> **Exercise inputs**:
Start
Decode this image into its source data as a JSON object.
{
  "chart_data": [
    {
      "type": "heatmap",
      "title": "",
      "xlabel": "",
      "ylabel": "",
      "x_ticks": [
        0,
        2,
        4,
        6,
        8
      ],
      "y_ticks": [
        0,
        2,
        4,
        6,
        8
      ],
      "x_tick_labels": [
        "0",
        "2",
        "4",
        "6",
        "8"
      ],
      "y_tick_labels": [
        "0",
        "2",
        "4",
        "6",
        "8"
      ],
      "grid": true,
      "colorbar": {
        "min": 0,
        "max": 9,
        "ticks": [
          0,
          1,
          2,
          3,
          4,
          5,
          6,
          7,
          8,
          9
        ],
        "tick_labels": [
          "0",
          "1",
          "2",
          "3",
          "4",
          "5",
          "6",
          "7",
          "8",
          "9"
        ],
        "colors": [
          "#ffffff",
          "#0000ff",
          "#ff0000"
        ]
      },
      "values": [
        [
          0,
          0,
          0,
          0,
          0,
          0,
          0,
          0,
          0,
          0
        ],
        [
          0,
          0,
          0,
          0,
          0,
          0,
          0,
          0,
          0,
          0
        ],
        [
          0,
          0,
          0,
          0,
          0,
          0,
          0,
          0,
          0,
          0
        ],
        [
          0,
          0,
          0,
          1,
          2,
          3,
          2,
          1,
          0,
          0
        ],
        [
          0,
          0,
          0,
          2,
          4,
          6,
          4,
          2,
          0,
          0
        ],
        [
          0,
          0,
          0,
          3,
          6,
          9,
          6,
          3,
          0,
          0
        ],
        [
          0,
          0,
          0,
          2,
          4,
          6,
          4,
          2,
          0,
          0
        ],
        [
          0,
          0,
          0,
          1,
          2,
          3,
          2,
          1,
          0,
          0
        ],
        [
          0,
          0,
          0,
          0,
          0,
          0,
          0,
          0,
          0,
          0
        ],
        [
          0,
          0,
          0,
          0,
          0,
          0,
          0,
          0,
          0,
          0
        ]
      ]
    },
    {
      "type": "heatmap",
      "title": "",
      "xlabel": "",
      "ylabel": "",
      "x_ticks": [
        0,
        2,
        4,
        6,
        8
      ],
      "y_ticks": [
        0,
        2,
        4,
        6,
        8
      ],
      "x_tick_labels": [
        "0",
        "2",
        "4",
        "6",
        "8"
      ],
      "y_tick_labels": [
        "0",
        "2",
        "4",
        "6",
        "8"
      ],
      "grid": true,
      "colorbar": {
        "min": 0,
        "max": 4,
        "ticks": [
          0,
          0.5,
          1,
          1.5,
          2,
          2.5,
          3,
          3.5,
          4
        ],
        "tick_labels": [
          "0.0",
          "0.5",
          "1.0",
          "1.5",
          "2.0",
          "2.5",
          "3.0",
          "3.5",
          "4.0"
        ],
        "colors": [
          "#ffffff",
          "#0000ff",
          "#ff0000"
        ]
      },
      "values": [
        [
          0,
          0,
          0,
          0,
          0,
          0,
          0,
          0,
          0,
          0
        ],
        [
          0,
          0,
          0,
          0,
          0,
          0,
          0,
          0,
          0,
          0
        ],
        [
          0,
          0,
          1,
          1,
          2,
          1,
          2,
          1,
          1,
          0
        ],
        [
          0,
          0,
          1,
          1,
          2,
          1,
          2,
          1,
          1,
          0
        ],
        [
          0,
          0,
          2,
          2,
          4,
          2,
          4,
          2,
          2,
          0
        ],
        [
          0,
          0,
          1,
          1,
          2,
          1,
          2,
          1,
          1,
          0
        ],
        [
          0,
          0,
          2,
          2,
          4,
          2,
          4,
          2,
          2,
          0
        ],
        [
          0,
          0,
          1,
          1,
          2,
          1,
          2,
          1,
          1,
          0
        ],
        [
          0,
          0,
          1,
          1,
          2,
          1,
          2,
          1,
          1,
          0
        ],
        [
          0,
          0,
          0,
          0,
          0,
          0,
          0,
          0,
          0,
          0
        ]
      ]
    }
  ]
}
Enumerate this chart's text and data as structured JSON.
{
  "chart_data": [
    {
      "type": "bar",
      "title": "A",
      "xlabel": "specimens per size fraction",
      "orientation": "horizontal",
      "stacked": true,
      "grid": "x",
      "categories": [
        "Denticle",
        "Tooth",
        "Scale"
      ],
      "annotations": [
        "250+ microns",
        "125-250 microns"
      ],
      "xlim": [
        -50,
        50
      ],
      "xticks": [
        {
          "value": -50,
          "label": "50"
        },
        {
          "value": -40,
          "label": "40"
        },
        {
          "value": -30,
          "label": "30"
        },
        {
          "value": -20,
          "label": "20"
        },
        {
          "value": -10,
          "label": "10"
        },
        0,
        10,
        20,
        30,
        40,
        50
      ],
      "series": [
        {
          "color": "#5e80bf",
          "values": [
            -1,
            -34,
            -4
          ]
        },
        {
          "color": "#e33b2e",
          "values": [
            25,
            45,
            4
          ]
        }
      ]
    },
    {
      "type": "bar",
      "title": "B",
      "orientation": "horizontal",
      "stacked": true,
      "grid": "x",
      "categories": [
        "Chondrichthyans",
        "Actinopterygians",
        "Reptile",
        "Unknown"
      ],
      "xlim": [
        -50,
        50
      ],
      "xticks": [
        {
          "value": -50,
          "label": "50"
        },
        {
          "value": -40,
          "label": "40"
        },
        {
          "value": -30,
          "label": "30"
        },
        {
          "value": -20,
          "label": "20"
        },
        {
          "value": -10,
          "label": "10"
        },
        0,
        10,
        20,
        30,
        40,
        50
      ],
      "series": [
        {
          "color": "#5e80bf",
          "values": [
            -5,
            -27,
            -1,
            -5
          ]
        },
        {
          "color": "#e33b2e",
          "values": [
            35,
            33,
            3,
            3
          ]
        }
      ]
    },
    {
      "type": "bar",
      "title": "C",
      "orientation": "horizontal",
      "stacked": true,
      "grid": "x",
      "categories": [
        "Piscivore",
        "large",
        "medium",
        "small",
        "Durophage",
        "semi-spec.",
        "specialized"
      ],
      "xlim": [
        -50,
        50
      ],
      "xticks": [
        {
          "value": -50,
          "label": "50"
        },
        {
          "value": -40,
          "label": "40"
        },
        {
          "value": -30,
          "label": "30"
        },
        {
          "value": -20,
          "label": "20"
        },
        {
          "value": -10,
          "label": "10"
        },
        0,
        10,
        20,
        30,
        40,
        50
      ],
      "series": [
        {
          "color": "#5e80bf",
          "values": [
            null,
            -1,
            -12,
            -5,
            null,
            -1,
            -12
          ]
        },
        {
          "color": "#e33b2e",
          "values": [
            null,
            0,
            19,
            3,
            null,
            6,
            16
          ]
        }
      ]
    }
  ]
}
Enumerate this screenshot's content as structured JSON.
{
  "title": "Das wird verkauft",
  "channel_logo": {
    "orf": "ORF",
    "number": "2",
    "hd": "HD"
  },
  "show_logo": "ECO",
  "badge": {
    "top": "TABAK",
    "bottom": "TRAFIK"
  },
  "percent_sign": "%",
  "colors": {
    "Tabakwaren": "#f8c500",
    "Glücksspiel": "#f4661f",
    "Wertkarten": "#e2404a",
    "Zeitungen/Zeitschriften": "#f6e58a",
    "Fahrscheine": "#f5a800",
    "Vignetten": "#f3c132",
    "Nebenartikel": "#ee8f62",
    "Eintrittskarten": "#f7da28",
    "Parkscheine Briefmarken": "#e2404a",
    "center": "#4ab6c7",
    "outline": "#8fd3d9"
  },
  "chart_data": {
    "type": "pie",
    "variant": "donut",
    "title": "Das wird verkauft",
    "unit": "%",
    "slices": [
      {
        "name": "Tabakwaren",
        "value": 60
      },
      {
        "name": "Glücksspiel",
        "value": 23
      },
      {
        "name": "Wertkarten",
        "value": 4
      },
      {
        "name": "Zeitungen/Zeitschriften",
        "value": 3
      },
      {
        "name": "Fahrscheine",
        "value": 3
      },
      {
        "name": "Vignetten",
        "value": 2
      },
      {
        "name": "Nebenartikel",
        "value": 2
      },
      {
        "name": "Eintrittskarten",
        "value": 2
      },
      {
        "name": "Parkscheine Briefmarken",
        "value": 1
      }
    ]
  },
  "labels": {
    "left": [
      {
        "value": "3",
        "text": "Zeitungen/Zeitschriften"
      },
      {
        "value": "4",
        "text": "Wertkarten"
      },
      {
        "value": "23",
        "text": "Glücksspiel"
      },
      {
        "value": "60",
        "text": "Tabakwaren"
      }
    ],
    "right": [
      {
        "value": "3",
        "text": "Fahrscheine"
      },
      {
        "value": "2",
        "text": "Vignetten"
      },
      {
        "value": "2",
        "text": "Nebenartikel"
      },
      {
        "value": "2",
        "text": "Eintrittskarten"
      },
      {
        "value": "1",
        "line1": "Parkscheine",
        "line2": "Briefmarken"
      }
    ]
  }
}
End
> **What you have to do**: Count up every line above that has the word "Nebenartikel" in it; answer with the number alone.

> **Written response**: 3